_Aim:_ In the entries below, identify every line with the string "there" and copy it.

_Extracted data:_
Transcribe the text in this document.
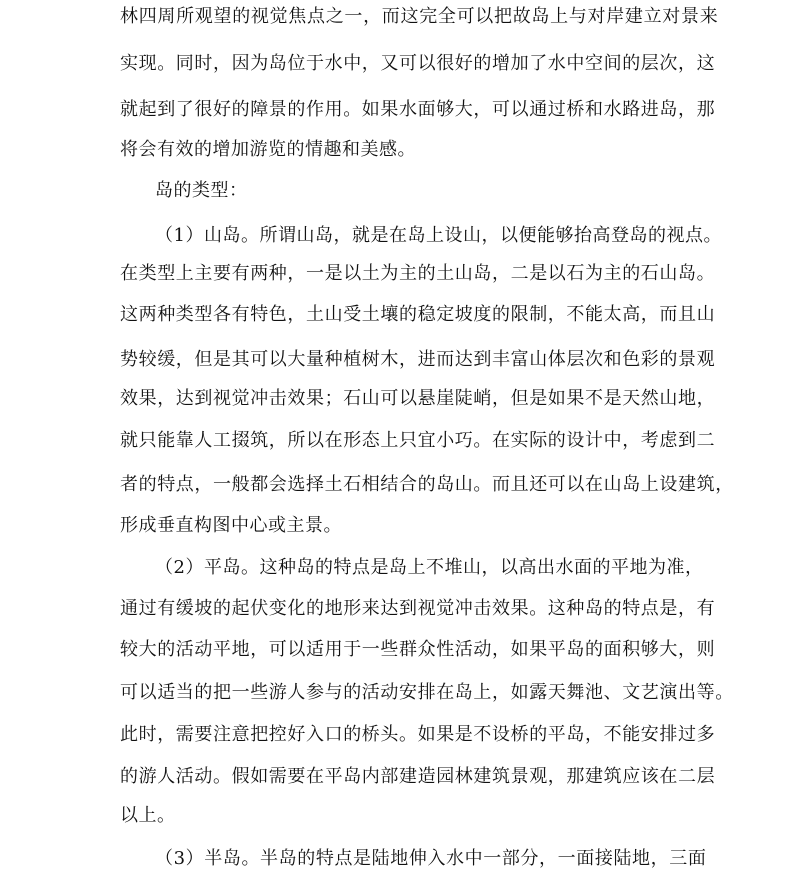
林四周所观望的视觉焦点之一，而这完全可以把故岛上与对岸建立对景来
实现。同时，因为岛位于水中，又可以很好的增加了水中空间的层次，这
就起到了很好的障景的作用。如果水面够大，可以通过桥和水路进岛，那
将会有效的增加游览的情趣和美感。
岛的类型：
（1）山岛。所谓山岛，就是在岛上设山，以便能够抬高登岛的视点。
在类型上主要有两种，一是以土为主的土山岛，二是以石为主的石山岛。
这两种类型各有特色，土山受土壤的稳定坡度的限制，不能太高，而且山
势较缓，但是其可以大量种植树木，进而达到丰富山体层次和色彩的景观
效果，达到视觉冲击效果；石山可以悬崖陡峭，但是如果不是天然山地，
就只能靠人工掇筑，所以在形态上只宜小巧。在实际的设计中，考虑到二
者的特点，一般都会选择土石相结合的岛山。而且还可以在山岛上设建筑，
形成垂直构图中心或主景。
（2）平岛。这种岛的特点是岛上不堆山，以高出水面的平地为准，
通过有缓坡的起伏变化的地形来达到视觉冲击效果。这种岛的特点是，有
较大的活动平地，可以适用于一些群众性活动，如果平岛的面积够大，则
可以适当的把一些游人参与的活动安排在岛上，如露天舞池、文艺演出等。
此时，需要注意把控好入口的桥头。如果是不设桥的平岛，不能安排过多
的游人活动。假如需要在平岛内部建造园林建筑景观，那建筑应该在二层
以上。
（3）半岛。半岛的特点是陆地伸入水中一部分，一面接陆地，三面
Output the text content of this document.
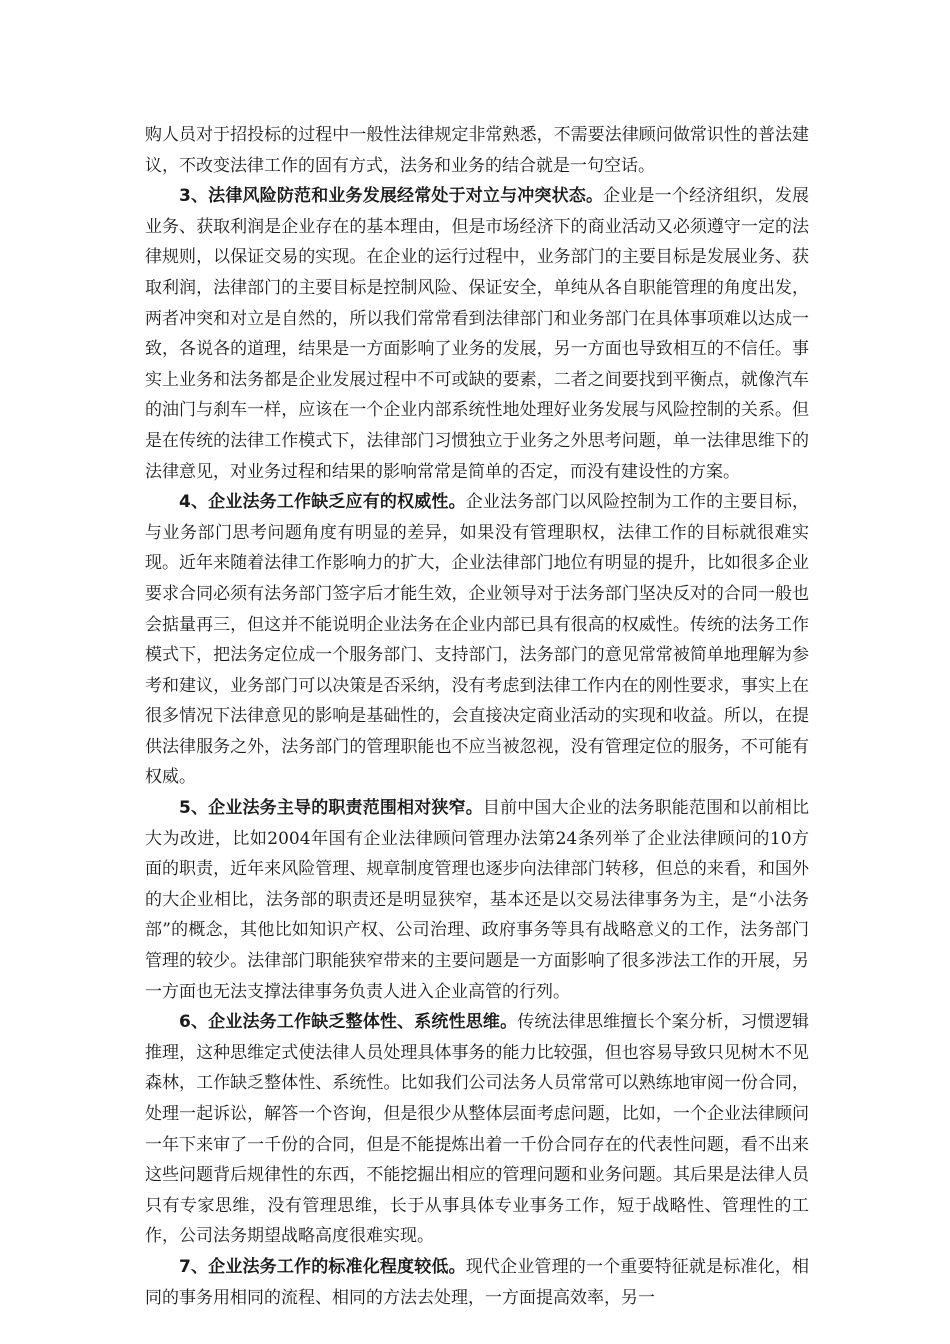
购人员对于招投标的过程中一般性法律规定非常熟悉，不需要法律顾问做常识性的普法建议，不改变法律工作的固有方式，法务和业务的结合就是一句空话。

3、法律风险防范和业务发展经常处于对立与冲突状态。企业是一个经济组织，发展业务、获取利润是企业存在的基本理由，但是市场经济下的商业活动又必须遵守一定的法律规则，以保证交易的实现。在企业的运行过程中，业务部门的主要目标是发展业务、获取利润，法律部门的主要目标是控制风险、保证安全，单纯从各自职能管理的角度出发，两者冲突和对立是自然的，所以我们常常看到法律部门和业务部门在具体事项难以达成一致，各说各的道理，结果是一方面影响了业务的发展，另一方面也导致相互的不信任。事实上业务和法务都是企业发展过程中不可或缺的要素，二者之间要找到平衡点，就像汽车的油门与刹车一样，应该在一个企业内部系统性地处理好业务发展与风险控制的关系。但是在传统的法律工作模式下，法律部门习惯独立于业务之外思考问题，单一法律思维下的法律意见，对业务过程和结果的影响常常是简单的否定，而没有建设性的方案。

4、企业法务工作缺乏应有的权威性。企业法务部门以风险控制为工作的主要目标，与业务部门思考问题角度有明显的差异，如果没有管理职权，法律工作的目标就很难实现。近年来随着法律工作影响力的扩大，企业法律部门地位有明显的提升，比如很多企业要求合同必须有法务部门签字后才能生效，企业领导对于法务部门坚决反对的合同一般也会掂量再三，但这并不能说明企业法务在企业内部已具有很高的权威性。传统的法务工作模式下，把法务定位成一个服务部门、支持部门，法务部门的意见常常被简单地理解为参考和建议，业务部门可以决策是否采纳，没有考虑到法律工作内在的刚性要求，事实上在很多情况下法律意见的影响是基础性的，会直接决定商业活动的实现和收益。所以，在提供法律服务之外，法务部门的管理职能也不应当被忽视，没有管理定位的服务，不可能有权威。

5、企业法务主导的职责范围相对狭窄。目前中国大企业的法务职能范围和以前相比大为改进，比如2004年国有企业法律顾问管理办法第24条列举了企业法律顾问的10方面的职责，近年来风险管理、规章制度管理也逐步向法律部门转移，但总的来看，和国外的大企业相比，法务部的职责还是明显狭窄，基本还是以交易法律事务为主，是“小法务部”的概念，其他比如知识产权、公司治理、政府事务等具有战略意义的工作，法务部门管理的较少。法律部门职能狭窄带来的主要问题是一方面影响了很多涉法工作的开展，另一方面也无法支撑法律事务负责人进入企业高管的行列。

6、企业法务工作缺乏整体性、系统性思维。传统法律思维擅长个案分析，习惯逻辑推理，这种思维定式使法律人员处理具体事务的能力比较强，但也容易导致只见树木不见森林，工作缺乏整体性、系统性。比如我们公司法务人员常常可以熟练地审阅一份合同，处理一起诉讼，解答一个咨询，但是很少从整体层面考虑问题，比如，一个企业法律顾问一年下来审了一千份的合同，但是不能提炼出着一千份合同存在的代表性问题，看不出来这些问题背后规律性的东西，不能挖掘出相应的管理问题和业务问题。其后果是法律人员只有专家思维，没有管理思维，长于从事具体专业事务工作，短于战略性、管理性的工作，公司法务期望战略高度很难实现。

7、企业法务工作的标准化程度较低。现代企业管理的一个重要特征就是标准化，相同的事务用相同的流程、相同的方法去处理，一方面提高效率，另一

...

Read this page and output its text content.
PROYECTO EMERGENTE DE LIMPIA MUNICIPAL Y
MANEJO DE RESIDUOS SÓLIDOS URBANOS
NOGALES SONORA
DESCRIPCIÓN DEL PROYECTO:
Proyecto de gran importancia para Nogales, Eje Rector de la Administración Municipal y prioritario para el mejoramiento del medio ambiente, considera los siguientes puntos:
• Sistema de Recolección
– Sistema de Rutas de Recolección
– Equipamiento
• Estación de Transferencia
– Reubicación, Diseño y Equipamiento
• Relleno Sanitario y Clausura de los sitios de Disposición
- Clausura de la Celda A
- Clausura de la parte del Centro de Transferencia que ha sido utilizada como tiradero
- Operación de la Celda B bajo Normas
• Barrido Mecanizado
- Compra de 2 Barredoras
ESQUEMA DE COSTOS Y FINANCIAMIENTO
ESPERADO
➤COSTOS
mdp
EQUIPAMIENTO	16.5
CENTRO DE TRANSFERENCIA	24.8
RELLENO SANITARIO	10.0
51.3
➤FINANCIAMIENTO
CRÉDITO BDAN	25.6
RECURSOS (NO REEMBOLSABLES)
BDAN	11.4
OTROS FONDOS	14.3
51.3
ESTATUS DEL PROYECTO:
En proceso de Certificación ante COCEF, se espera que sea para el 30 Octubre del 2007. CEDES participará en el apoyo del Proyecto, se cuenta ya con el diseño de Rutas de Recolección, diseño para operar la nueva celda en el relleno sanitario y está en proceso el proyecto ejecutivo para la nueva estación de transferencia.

==

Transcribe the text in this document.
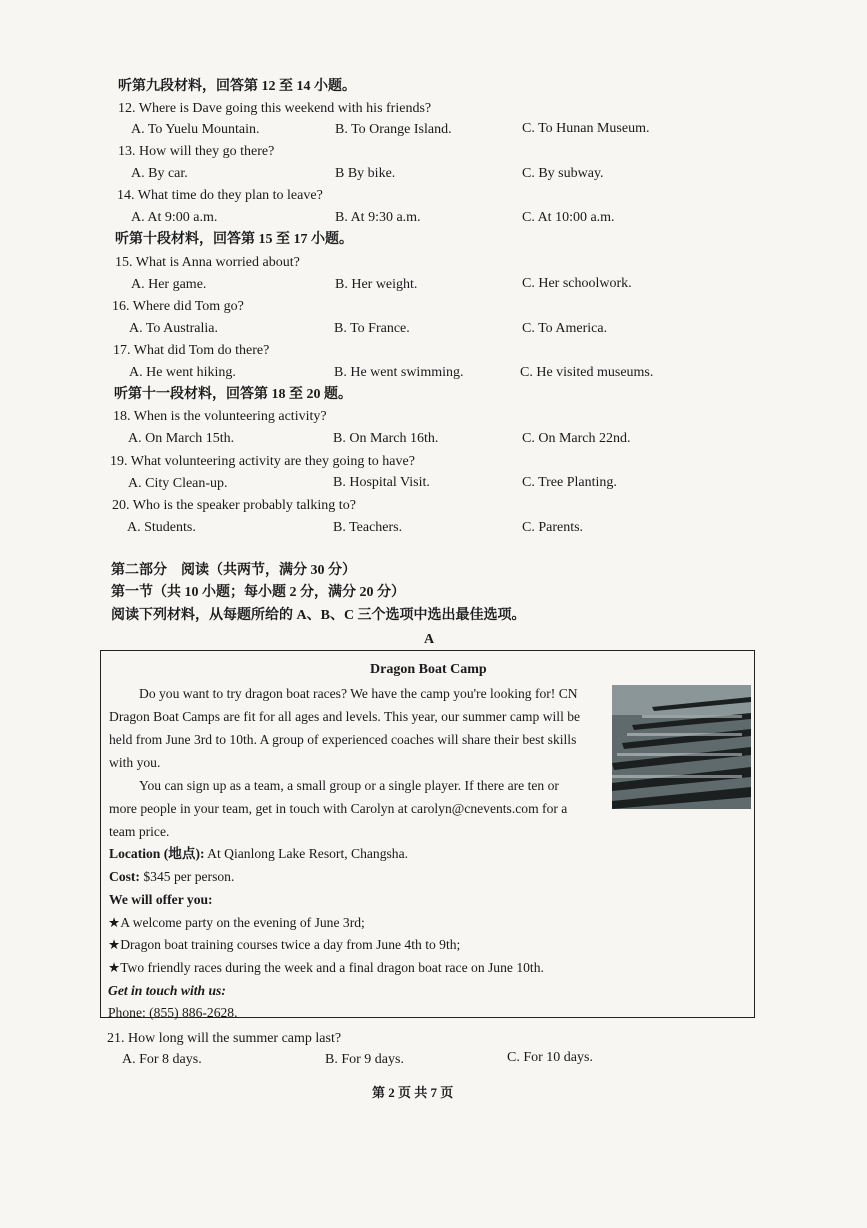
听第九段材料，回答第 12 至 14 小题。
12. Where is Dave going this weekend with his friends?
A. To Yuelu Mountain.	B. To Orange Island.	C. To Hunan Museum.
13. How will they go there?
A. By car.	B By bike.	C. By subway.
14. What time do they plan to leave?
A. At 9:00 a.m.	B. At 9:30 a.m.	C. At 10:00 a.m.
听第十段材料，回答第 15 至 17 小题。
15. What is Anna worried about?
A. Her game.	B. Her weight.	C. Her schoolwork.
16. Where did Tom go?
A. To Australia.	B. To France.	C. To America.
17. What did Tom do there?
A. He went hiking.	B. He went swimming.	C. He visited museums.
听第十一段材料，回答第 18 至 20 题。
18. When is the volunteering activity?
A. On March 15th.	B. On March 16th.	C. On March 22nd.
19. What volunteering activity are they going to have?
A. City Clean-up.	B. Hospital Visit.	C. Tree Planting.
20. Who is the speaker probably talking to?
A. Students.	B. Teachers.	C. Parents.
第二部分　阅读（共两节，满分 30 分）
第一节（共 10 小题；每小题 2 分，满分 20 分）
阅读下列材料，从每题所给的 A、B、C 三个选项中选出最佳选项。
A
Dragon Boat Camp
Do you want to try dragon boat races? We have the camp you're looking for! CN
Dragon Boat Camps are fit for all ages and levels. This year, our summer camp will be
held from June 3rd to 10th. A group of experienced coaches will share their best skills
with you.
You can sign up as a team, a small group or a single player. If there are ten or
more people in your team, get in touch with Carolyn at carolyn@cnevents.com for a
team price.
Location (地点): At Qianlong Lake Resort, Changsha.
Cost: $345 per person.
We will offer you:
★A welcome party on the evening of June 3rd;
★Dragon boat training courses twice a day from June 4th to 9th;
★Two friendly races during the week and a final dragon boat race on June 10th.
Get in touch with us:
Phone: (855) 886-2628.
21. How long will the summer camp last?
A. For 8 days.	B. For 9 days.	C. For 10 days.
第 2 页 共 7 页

_Exercise response:_
13. How will they go there?
17. What did Tom do there?
You can sign up as a team, a small group or a single player. If there are ten or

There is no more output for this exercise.